▸ **Task brief**
Work through the records below and tally every line containing "Confirmed". Reply with the total alone.

▸ **Input records**
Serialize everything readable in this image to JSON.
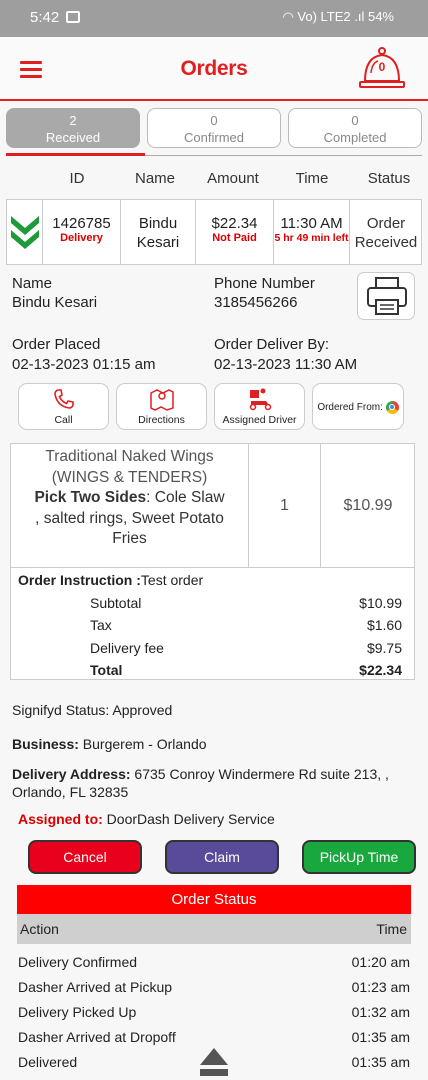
{
  "status_bar": {
    "time": "5:42",
    "right": "Vo) LTE2 .ıl 54%"
  },
  "header": {
    "title": "Orders",
    "bell_count": "0"
  },
  "tabs": [
    {
      "count": "2",
      "label": "Received"
    },
    {
      "count": "0",
      "label": "Confirmed"
    },
    {
      "count": "0",
      "label": "Completed"
    }
  ],
  "columns": [
    "ID",
    "Name",
    "Amount",
    "Time",
    "Status"
  ],
  "order": {
    "id": "1426785",
    "type": "Delivery",
    "name_first": "Bindu",
    "name_last": "Kesari",
    "amount": "$22.34",
    "payment": "Not Paid",
    "time": "11:30 AM",
    "time_left": "5 hr 49 min left",
    "status_line1": "Order",
    "status_line2": "Received"
  },
  "details": {
    "name_label": "Name",
    "name": "Bindu Kesari",
    "phone_label": "Phone Number",
    "phone": "3185456266",
    "placed_label": "Order Placed",
    "placed": "02-13-2023 01:15 am",
    "deliver_label": "Order Deliver By:",
    "deliver": "02-13-2023 11:30 AM"
  },
  "actions": {
    "call": "Call",
    "directions": "Directions",
    "driver": "Assigned Driver",
    "ordered_from": "Ordered From:"
  },
  "item": {
    "name1": "Traditional Naked Wings",
    "name2": "(WINGS & TENDERS)",
    "sides_label": "Pick Two Sides",
    "sides1": ": Cole Slaw",
    "sides2": ", salted rings, Sweet Potato",
    "sides3": "Fries",
    "qty": "1",
    "price": "$10.99"
  },
  "totals": {
    "instruction_label": "Order Instruction :",
    "instruction": "Test order",
    "subtotal_label": "Subtotal",
    "subtotal": "$10.99",
    "tax_label": "Tax",
    "tax": "$1.60",
    "fee_label": "Delivery fee",
    "fee": "$9.75",
    "total_label": "Total",
    "total": "$22.34"
  },
  "info": {
    "signifyd": "Signifyd Status: Approved",
    "business_label": "Business:",
    "business": " Burgerem - Orlando",
    "address_label": "Delivery Address:",
    "address1": " 6735 Conroy Windermere Rd suite 213, ,",
    "address2": "Orlando, FL 32835",
    "assigned_label": "Assigned to:",
    "assigned": " DoorDash Delivery Service"
  },
  "buttons": {
    "cancel": "Cancel",
    "claim": "Claim",
    "pickup": "PickUp Time"
  },
  "order_status": {
    "title": "Order Status",
    "action_header": "Action",
    "time_header": "Time",
    "rows": [
      {
        "action": "Delivery Confirmed",
        "time": "01:20 am"
      },
      {
        "action": "Dasher Arrived at Pickup",
        "time": "01:23 am"
      },
      {
        "action": "Delivery Picked Up",
        "time": "01:32 am"
      },
      {
        "action": "Dasher Arrived at Dropoff",
        "time": "01:35 am"
      },
      {
        "action": "Delivered",
        "time": "01:35 am"
      }
    ]
  },
  "colors": {
    "accent": "#e02020",
    "claim": "#5a4a9a",
    "pickup": "#19a83e",
    "cancel": "#e8001c"
  }
}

▸ **Full response**
2